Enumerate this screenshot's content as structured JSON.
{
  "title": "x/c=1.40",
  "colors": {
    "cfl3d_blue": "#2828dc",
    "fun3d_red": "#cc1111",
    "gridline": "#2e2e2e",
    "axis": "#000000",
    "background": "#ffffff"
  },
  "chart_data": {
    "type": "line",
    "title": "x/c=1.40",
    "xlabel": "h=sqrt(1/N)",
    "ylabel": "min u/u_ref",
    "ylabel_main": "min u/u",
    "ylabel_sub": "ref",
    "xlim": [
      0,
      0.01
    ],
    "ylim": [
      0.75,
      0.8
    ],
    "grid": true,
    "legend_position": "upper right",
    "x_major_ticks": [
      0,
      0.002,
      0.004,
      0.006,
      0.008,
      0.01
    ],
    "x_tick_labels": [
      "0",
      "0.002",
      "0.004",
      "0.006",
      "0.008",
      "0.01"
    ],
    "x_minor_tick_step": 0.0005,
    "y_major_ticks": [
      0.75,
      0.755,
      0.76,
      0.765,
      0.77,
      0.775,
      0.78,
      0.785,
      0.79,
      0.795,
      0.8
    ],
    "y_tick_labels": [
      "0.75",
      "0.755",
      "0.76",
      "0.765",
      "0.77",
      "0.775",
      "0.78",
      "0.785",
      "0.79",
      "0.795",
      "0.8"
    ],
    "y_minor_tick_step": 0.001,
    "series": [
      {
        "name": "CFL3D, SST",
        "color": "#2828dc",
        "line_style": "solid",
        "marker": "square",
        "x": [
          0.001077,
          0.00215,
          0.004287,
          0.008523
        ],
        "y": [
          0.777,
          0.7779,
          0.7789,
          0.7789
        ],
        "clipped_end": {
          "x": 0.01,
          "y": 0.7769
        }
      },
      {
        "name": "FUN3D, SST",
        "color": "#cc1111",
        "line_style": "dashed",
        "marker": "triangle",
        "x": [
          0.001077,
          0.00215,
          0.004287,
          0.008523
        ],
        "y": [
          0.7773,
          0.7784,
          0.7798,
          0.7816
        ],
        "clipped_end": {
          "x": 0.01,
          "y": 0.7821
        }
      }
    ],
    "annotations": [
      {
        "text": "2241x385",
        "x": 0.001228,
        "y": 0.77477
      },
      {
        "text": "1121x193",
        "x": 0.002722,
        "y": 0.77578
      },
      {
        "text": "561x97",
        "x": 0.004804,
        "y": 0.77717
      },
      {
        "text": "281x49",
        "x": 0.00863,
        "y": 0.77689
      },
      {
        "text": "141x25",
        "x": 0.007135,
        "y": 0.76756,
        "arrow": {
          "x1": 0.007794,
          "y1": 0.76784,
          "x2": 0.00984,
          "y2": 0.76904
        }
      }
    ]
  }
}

_Directive_
Go through the records above and set each one down exactly, please.

_The response_
Enumerate this screenshot's content as structured JSON.
{
  "title": "x/c=1.40",
  "colors": {
    "cfl3d_blue": "#2828dc",
    "fun3d_red": "#cc1111",
    "gridline": "#2e2e2e",
    "axis": "#000000",
    "background": "#ffffff"
  },
  "chart_data": {
    "type": "line",
    "title": "x/c=1.40",
    "xlabel": "h=sqrt(1/N)",
    "ylabel": "min u/u_ref",
    "ylabel_main": "min u/u",
    "ylabel_sub": "ref",
    "xlim": [
      0,
      0.01
    ],
    "ylim": [
      0.75,
      0.8
    ],
    "grid": true,
    "legend_position": "upper right",
    "x_major_ticks": [
      0,
      0.002,
      0.004,
      0.006,
      0.008,
      0.01
    ],
    "x_tick_labels": [
      "0",
      "0.002",
      "0.004",
      "0.006",
      "0.008",
      "0.01"
    ],
    "x_minor_tick_step": 0.0005,
    "y_major_ticks": [
      0.75,
      0.755,
      0.76,
      0.765,
      0.77,
      0.775,
      0.78,
      0.785,
      0.79,
      0.795,
      0.8
    ],
    "y_tick_labels": [
      "0.75",
      "0.755",
      "0.76",
      "0.765",
      "0.77",
      "0.775",
      "0.78",
      "0.785",
      "0.79",
      "0.795",
      "0.8"
    ],
    "y_minor_tick_step": 0.001,
    "series": [
      {
        "name": "CFL3D, SST",
        "color": "#2828dc",
        "line_style": "solid",
        "marker": "square",
        "x": [
          0.001077,
          0.00215,
          0.004287,
          0.008523
        ],
        "y": [
          0.777,
          0.7779,
          0.7789,
          0.7789
        ],
        "clipped_end": {
          "x": 0.01,
          "y": 0.7769
        }
      },
      {
        "name": "FUN3D, SST",
        "color": "#cc1111",
        "line_style": "dashed",
        "marker": "triangle",
        "x": [
          0.001077,
          0.00215,
          0.004287,
          0.008523
        ],
        "y": [
          0.7773,
          0.7784,
          0.7798,
          0.7816
        ],
        "clipped_end": {
          "x": 0.01,
          "y": 0.7821
        }
      }
    ],
    "annotations": [
      {
        "text": "2241x385",
        "x": 0.001228,
        "y": 0.77477
      },
      {
        "text": "1121x193",
        "x": 0.002722,
        "y": 0.77578
      },
      {
        "text": "561x97",
        "x": 0.004804,
        "y": 0.77717
      },
      {
        "text": "281x49",
        "x": 0.00863,
        "y": 0.77689
      },
      {
        "text": "141x25",
        "x": 0.007135,
        "y": 0.76756,
        "arrow": {
          "x1": 0.007794,
          "y1": 0.76784,
          "x2": 0.00984,
          "y2": 0.76904
        }
      }
    ]
  }
}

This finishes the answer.